Stated problem 1: Extract the stretch from "Weanlings- young horses" through "on your way." in the forum thread on bonding with a weanling, copying it word for word.
Stated problem 2: Write what comes next in the forum thread on bonding with a weanling, picking up right after its final line.
>> START Extract provided
Originally Posted by ColtHearted (Post 774834)
Bonding tips? Same as any other, I guess. Soothing voices and lots of brushing.
Posted via Mobile Device

I know that sounded strange but I have heard different things from different people. I was told not to put the weanling in with another horse for awhile. By me being the only one interracting with the foal it will create a stronger bond.

Charis 10-08-2010 01:43 AM

Weanlings- young horses in general- learn best from their herdmates, and most of all, their mothers. They learn how to interact like a proper horse, and learn boundaries. I find that foals that are overly handled- i.e. kept away from a herd- or hand-raised- i.e. raised by a human, relatively little herd interaction- are extremely pushy and rude. I much prefer weanlings to interact with older horses and learn that they aren't God's Gift to the Earth, and that they can and will be pummled if they are too pushy and disrespectful. The best 'bonds' I've seen and experienced with horses are not created from coddling the horse, they're from mutual respect, with the human as the leader of the two. Establish a hierarchy and demand respect while showing it to your foal when they've earned it, and you're well on your way.

kimber769 10-08-2010 07:54 AM

Quote:

Originally Posted by Charis (Post 774898)
>> END Extract provided
>> START Dataset extract
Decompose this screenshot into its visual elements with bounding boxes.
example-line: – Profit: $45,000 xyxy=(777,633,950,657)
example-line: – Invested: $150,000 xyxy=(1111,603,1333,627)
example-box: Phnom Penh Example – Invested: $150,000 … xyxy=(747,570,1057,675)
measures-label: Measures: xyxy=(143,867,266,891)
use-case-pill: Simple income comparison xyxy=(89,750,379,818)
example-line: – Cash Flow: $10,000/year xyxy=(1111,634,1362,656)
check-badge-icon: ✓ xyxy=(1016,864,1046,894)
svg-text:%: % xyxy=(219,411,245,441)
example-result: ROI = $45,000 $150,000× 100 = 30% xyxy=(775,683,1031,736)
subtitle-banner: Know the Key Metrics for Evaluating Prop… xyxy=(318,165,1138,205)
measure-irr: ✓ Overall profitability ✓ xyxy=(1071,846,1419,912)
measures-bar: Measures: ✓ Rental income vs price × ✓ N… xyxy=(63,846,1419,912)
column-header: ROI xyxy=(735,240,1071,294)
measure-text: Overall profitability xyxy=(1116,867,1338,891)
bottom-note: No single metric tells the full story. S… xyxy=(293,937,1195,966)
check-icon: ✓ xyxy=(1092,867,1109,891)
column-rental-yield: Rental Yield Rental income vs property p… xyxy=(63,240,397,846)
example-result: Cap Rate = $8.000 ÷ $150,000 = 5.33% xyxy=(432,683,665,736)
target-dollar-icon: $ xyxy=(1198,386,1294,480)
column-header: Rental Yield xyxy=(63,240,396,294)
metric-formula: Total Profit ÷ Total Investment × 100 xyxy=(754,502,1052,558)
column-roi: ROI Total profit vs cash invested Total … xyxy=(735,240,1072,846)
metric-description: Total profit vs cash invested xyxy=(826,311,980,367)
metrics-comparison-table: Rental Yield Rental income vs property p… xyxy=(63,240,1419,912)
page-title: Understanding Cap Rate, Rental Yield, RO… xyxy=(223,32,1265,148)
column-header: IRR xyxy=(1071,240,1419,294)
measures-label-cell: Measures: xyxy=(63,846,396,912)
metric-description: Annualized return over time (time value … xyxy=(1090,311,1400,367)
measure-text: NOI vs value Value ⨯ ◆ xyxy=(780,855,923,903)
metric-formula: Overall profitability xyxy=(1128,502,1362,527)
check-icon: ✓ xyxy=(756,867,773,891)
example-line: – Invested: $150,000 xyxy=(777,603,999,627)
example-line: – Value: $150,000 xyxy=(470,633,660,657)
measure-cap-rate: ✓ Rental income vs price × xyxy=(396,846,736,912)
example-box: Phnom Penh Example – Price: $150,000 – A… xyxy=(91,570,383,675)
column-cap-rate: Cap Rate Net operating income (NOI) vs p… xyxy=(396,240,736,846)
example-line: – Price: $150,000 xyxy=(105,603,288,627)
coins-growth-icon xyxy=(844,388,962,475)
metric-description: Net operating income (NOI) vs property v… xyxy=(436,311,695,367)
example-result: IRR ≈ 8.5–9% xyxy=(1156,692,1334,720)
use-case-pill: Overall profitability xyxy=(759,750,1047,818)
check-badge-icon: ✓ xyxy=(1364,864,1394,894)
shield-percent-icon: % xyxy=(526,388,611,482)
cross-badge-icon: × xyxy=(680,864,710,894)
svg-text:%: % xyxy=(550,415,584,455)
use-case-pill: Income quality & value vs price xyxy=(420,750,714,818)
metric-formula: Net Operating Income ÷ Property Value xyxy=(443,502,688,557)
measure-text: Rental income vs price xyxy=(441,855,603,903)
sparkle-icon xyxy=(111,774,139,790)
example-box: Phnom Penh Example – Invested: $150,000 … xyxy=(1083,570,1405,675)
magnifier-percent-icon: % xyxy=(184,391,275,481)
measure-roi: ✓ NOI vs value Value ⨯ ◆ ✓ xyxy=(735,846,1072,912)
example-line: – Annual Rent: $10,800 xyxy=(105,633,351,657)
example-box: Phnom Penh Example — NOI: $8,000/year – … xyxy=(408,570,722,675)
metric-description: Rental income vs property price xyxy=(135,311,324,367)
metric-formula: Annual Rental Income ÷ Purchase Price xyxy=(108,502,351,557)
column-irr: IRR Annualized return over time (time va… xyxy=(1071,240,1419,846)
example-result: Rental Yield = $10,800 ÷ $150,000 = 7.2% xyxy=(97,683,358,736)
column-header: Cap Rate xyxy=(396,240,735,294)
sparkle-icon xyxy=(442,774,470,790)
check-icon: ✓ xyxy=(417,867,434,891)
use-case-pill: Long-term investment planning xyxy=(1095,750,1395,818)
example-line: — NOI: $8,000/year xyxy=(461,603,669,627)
>> END Dataset extract
>> START Dataset extract
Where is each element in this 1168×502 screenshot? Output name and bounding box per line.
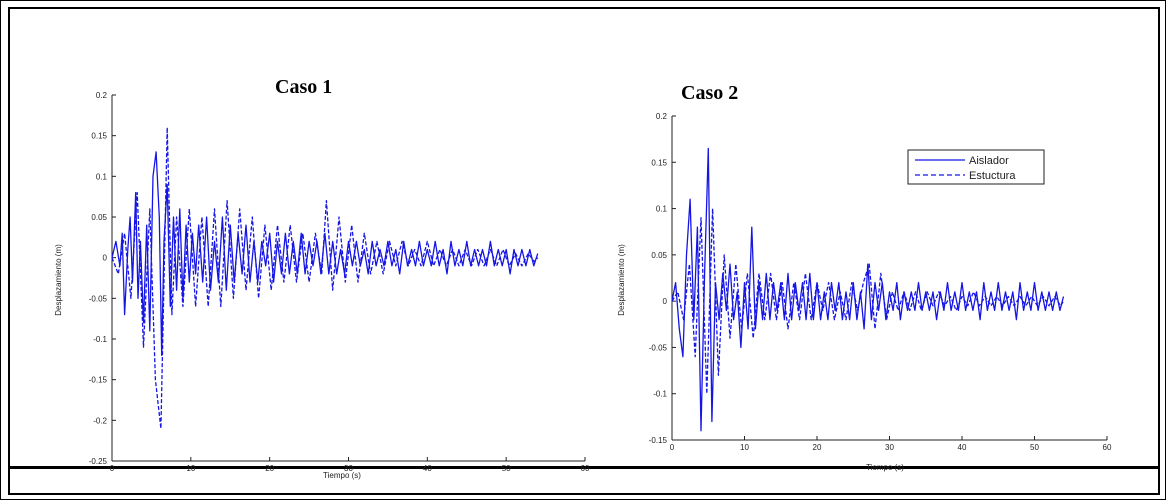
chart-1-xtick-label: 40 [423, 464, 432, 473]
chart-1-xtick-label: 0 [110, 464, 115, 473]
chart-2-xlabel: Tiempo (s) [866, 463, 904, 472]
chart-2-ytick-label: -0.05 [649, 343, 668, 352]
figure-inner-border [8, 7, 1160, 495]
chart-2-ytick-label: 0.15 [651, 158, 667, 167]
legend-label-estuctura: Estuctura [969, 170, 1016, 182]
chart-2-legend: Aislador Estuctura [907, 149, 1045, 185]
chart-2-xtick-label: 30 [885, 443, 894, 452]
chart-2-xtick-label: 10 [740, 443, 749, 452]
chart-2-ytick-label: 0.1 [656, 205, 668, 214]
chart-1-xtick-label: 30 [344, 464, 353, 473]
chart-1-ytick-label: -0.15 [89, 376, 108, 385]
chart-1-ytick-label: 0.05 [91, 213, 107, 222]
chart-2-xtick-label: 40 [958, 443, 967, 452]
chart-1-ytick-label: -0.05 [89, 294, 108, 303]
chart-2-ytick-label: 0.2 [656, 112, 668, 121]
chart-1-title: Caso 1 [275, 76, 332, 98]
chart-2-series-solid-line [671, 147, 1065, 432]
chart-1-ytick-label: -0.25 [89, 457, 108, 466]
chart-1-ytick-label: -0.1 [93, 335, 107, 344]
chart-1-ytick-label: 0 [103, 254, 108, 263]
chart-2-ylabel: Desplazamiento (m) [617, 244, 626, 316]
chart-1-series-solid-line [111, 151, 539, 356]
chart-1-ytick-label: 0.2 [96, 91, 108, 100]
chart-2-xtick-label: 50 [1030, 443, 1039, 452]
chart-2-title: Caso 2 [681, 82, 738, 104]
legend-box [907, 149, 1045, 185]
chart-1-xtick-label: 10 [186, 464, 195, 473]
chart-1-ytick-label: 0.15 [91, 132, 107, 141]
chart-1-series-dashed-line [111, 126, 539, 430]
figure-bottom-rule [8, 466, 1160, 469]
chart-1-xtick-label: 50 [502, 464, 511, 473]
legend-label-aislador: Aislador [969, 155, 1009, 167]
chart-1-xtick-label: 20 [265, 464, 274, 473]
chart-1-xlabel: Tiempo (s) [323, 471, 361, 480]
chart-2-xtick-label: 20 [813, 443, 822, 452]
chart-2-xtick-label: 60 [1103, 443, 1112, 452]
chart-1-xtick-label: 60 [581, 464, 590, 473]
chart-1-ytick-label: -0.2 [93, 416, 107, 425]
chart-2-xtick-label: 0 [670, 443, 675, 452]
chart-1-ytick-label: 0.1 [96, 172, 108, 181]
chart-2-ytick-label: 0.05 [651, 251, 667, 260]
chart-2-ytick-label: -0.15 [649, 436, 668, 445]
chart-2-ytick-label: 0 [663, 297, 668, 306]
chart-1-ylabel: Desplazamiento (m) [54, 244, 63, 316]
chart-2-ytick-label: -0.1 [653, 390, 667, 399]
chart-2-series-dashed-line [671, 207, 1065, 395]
>> END Dataset extract
Expected output 1:
Weanlings- young horses in general- learn best from their herdmates, and most of all, their mothers. They learn how to interact like a proper horse, and learn boundaries. I find that foals that are overly handled- i.e. kept away from a herd- or hand-raised- i.e. raised by a human, relatively little herd interaction- are extremely pushy and rude. I much prefer weanlings to interact with older horses and learn that they aren't God's Gift to the Earth, and that they can and will be pummled if they are too pushy and disrespectful. The best 'bonds' I've seen and experienced with horses are not created from coddling the horse, they're from mutual respect, with the human as the leader of the two. Establish a hierarchy and demand respect while showing it to your foal when they've earned it, and you're well on your way.

Expected output 2:
Weanlings- young horses in general- learn best from their herdmates, and most of all, their mothers. They learn how to interact like a proper horse, and learn boundaries. I find that foals that are overly handled- i.e. kept away from a herd- or hand-raised- i.e. raised by a human, relatively little herd interaction- are extremely pushy and rude. I much prefer weanlings to interact with older horses and learn that they aren't God's Gift to the Earth, and that they can and will be pummled if they are too pushy and disrespectful. The best 'bonds' I've seen and experienced with horses are not created from coddling the horse, they're from mutual respect, with the human as the leader of the two. Establish a hierarchy and demand respect while showing it to your foal when they've earned it, and you're well on your way.

that makes sense to me, I have never dealt with a weanling but I know with puppies if they are taken from the mother too soon they don't know their boundaries, with food, playing, etc... Thanks

mbender 10-08-2010 07:59 AM

I have to agree with Charis on the bonding thing. I have and still am learning this. My filly was coddled and messed with and now as a yearling she is becoming very pushy and trying. Not something I cant train out of her but not something fun to have to do. It is soooooooo hard not to coddle and handle. They are so cute and fuzzy :). But handling them daily as in brushing, handling feet, leading, things that are teaching is what you want to do. Just remember to have fun with it and everything you do with it you are teaching. So be careful. Let us know when you get one and how things are going. I love to hear how day one goes and how things start to progress. Good luck

kimber769 10-08-2010 11:49 AM

Quote:

Originally Posted by mbender (Post 775000)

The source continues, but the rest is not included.